* [작성된 요청]:
다음 데이터에서 "Aumento" 문자열이 들어 있는 줄을 모두 보여 주십시오.
▶
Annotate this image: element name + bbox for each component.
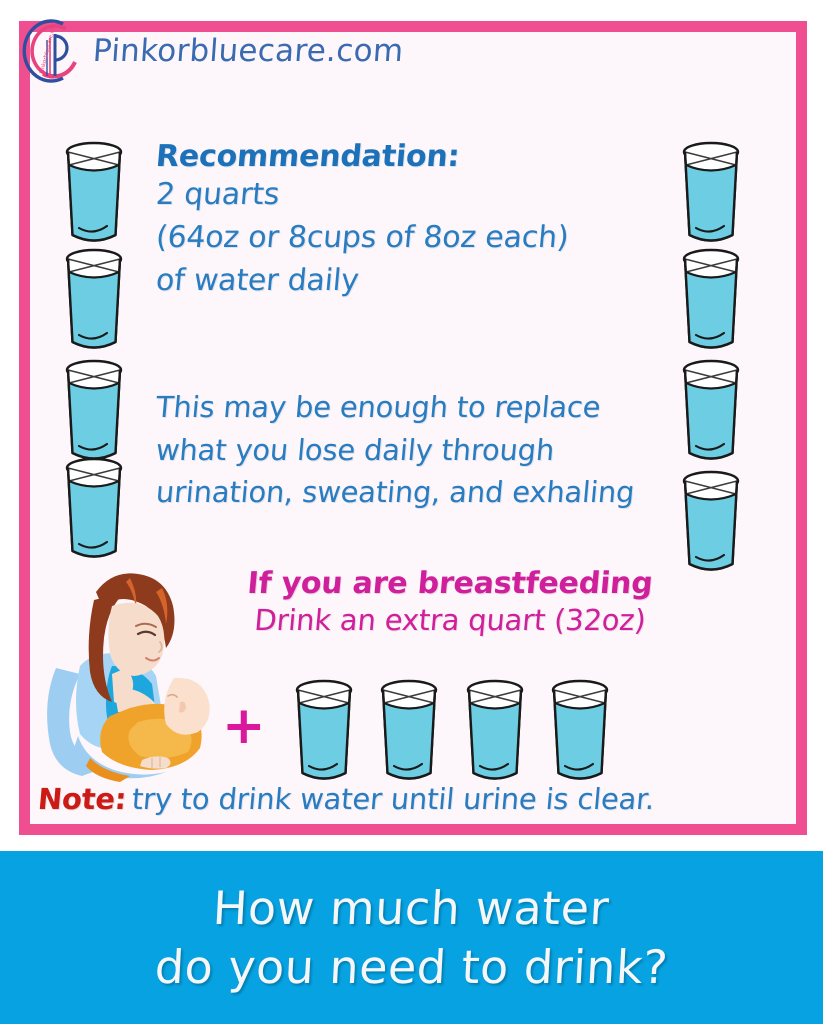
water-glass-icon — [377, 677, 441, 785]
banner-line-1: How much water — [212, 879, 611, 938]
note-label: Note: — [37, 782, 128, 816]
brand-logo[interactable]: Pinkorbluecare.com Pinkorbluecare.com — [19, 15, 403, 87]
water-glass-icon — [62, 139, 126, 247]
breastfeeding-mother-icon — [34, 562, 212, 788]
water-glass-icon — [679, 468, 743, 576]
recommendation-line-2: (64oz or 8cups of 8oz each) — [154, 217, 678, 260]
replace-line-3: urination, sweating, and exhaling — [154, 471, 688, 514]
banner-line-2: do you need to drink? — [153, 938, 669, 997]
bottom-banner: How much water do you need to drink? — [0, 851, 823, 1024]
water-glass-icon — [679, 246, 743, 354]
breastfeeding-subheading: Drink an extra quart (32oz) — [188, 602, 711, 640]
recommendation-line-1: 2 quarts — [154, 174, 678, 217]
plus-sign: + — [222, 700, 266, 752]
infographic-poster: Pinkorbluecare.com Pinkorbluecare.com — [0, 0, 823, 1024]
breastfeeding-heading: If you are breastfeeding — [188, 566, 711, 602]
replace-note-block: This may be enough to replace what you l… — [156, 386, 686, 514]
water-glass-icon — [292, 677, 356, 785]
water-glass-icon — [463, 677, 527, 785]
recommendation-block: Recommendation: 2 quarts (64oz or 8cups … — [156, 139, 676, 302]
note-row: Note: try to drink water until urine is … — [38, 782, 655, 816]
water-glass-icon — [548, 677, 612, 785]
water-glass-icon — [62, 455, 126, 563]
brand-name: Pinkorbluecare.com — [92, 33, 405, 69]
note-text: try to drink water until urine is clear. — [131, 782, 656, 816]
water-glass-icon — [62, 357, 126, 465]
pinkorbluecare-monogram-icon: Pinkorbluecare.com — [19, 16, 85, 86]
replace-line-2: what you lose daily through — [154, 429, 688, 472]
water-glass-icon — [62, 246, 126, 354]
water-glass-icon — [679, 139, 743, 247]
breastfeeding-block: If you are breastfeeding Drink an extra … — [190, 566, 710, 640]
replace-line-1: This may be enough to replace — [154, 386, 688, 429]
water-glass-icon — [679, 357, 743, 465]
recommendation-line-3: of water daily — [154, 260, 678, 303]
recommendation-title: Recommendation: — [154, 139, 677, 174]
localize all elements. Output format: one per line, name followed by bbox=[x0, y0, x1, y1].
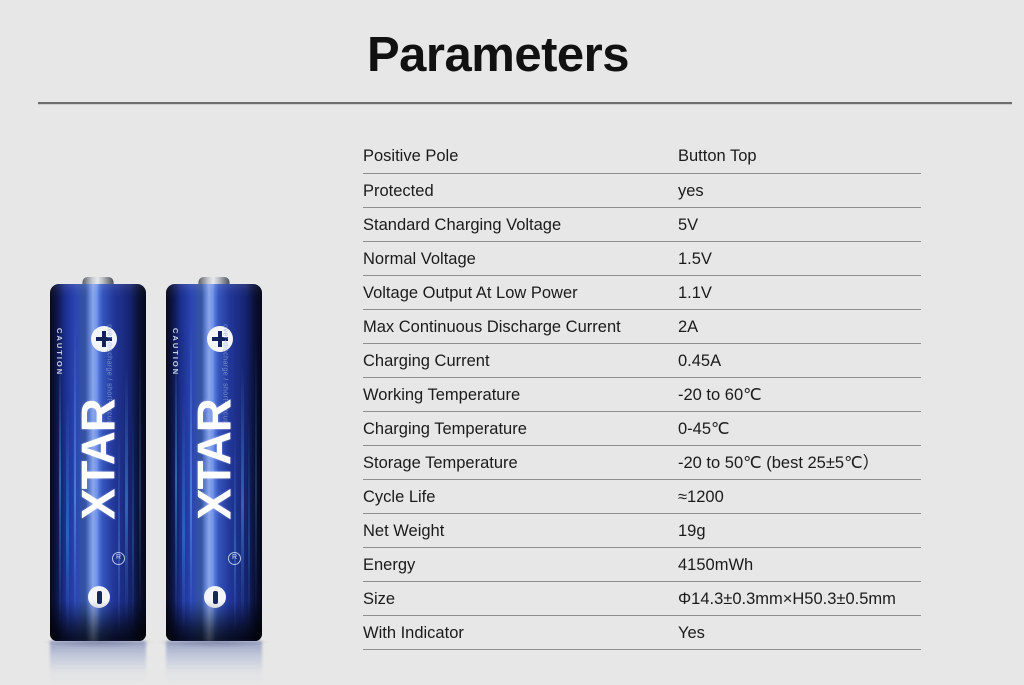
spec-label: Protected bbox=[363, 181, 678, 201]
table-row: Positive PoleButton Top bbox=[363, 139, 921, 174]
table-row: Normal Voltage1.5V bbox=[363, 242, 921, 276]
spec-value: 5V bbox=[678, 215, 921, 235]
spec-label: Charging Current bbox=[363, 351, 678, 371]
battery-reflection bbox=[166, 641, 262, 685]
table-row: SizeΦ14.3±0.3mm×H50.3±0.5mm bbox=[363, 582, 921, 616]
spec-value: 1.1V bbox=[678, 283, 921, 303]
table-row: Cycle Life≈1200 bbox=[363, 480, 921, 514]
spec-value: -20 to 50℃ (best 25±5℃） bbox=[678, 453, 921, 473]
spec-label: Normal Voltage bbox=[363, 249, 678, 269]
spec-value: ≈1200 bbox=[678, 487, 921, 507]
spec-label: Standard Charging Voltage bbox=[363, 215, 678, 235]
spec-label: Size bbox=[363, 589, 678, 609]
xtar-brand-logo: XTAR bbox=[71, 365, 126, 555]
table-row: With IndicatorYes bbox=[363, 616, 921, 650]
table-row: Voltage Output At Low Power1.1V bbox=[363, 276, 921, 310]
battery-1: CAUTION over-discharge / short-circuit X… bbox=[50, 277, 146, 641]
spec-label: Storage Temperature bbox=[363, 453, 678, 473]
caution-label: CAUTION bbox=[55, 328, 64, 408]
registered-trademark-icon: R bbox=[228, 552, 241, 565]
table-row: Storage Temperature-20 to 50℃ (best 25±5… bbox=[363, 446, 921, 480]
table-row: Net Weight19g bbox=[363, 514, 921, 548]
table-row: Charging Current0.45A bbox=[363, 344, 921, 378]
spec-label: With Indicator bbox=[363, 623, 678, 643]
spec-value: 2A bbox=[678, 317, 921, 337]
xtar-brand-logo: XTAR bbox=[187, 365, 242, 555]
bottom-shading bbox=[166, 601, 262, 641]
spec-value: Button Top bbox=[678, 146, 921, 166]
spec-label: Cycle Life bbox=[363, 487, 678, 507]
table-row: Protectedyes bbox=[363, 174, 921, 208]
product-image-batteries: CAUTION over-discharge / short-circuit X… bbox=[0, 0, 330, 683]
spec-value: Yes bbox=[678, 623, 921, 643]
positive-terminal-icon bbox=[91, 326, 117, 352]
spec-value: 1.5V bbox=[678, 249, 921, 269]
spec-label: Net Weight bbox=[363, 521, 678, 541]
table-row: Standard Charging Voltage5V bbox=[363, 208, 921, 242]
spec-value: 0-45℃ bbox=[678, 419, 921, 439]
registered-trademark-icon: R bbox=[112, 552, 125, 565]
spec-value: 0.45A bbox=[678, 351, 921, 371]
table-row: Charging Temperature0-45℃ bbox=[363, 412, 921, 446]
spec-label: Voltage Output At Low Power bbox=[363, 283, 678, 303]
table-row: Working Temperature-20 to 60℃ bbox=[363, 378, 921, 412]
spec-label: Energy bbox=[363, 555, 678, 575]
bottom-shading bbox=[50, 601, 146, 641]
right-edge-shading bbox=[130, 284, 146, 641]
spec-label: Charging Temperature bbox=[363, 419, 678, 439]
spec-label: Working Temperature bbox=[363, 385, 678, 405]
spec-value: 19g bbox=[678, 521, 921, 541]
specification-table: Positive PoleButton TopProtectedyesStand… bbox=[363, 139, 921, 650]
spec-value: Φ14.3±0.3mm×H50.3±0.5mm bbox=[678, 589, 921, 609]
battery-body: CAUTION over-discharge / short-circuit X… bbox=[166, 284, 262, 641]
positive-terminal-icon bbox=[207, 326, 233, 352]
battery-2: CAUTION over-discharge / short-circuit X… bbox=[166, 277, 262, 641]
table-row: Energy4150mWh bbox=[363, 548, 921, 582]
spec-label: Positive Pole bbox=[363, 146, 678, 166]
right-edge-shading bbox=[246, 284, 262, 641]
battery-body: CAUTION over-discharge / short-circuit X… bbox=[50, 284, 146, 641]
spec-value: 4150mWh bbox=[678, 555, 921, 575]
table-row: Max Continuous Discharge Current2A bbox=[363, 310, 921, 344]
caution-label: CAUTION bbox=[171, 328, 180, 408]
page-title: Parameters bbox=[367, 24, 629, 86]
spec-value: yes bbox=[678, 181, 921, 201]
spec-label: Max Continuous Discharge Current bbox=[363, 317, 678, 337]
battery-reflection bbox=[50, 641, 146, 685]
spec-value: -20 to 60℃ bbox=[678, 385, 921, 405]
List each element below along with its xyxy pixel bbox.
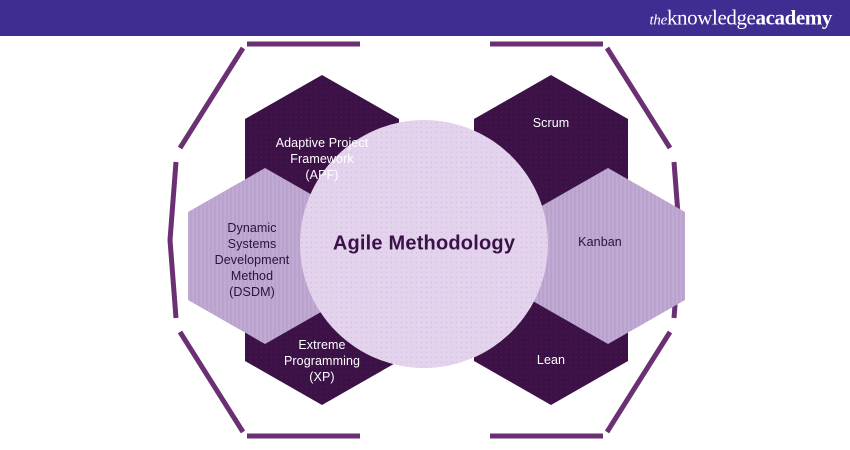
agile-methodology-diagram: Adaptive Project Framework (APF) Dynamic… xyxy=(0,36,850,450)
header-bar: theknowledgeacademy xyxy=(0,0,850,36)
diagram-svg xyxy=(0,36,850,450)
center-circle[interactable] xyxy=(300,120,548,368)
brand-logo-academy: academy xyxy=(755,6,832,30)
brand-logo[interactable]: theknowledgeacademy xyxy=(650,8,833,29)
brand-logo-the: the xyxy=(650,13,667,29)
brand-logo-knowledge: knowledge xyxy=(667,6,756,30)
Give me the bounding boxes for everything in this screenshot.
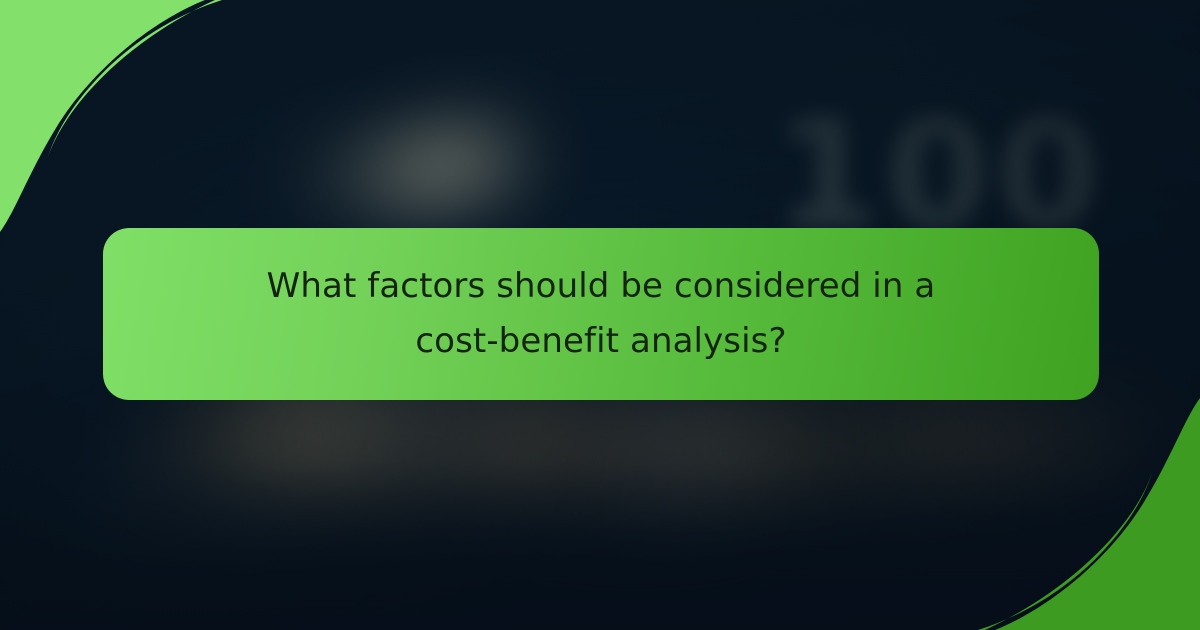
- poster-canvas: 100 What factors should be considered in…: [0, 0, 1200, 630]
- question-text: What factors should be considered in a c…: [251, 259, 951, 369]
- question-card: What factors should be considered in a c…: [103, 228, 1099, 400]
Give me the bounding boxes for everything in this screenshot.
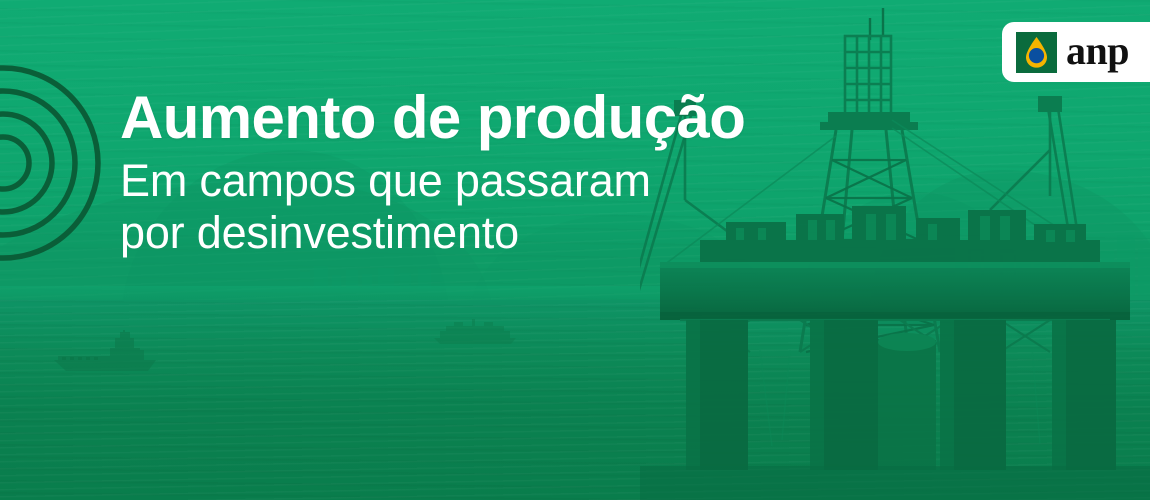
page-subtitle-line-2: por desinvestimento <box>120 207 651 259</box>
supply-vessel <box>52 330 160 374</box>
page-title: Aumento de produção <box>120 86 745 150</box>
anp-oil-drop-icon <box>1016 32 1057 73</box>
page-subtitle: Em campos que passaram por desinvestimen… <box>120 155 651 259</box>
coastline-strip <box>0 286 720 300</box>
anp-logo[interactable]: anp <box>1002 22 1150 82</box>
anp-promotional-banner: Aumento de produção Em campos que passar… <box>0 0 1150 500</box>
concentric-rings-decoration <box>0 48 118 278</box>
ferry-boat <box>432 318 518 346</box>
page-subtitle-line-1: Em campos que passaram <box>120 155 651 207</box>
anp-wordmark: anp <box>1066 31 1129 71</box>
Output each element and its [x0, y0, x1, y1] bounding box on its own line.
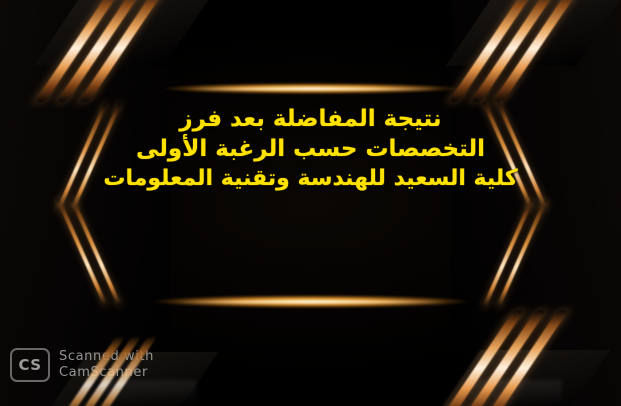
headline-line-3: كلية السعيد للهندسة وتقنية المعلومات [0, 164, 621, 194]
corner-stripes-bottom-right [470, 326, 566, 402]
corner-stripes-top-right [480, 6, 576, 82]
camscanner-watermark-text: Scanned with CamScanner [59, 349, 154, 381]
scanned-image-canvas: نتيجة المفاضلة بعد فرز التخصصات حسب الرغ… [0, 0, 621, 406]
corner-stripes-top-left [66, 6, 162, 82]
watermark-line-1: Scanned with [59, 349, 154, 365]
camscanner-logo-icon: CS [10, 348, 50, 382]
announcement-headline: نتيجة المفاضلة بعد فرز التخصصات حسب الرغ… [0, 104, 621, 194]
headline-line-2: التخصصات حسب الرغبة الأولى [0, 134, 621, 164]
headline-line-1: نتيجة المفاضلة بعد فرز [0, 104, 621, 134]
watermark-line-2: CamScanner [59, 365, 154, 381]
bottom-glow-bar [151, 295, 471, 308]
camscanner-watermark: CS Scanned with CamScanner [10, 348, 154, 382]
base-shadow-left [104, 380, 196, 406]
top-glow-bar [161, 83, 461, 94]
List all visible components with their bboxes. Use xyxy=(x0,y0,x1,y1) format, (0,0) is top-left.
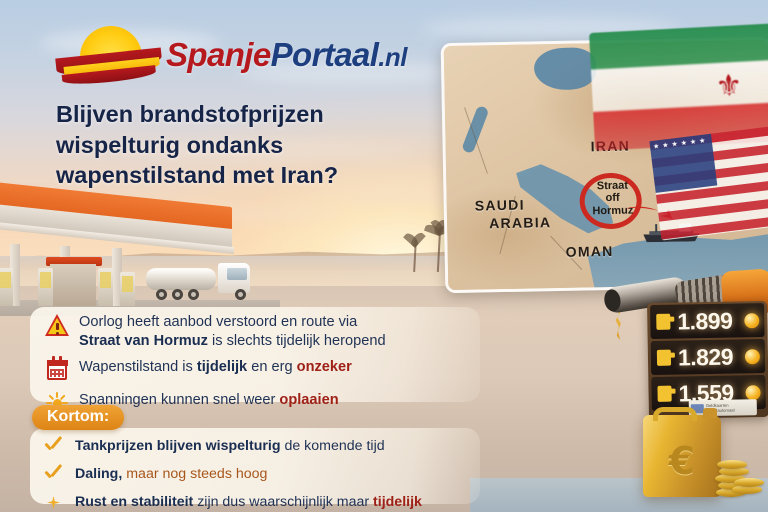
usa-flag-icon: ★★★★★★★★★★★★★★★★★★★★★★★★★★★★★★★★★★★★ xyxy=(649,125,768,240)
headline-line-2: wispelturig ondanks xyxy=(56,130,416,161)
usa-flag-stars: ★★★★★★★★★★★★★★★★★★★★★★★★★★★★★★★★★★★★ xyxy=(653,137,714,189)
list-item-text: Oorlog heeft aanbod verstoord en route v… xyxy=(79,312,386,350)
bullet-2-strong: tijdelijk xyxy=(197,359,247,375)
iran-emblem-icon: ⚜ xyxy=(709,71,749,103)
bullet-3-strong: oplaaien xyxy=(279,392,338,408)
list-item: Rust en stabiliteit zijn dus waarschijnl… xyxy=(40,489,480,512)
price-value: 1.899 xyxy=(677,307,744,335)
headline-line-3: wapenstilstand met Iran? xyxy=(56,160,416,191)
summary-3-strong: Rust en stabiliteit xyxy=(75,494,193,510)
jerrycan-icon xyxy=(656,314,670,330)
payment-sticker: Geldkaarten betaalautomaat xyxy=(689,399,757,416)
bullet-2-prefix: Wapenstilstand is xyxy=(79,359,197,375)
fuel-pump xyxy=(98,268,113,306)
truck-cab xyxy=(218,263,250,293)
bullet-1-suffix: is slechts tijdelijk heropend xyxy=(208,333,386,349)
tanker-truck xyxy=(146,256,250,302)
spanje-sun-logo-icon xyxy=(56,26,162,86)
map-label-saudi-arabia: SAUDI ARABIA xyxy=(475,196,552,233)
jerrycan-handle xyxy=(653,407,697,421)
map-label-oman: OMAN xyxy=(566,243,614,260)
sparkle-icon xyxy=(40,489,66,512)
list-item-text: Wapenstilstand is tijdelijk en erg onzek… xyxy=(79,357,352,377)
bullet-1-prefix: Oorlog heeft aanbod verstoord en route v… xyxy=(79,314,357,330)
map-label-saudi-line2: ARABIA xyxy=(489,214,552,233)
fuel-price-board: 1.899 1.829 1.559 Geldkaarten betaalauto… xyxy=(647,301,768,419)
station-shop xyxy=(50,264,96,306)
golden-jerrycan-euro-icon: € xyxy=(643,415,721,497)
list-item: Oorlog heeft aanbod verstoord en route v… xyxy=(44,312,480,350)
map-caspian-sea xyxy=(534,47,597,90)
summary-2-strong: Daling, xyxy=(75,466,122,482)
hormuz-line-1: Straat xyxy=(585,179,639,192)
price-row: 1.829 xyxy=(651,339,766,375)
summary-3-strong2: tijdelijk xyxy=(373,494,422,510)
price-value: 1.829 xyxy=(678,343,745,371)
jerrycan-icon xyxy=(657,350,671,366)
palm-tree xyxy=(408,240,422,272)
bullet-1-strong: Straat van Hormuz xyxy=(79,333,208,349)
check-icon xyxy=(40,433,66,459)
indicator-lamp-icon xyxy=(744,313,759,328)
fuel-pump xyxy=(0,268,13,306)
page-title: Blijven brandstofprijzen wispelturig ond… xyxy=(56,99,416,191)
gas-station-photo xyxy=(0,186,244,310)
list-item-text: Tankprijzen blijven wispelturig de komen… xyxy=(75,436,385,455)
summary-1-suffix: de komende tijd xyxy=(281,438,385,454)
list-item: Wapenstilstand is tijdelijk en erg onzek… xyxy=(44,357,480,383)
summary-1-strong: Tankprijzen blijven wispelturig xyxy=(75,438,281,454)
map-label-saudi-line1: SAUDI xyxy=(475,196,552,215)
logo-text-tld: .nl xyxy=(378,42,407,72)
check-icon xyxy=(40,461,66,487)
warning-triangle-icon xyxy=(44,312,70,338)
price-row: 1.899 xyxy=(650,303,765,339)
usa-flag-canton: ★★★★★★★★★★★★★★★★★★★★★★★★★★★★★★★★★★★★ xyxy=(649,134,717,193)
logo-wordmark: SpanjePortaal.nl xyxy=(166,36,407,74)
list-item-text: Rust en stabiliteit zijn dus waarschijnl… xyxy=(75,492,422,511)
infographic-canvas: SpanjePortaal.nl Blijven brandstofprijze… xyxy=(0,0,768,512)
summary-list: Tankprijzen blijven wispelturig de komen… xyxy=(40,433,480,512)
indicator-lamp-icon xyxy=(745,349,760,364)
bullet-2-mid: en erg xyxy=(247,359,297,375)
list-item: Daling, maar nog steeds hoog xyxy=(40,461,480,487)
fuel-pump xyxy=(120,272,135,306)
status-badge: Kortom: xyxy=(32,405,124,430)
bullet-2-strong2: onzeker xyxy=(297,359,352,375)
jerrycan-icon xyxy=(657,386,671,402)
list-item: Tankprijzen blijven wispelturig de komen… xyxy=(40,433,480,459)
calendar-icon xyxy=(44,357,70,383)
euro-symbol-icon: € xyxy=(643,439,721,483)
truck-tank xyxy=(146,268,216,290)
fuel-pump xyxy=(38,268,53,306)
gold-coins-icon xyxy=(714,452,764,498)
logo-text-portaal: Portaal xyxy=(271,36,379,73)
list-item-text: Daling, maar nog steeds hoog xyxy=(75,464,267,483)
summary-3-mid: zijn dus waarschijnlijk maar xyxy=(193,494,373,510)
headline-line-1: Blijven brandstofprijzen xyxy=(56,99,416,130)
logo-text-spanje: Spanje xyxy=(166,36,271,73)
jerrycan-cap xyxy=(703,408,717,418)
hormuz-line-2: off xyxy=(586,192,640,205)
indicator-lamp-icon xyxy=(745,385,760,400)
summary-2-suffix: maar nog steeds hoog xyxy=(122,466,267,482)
◀
* [결과]:
page-title: Aumento de produção <box>120 86 745 150</box>
anp-promotional-banner: Aumento de produção Em campos que passar… <box>0 0 1150 500</box>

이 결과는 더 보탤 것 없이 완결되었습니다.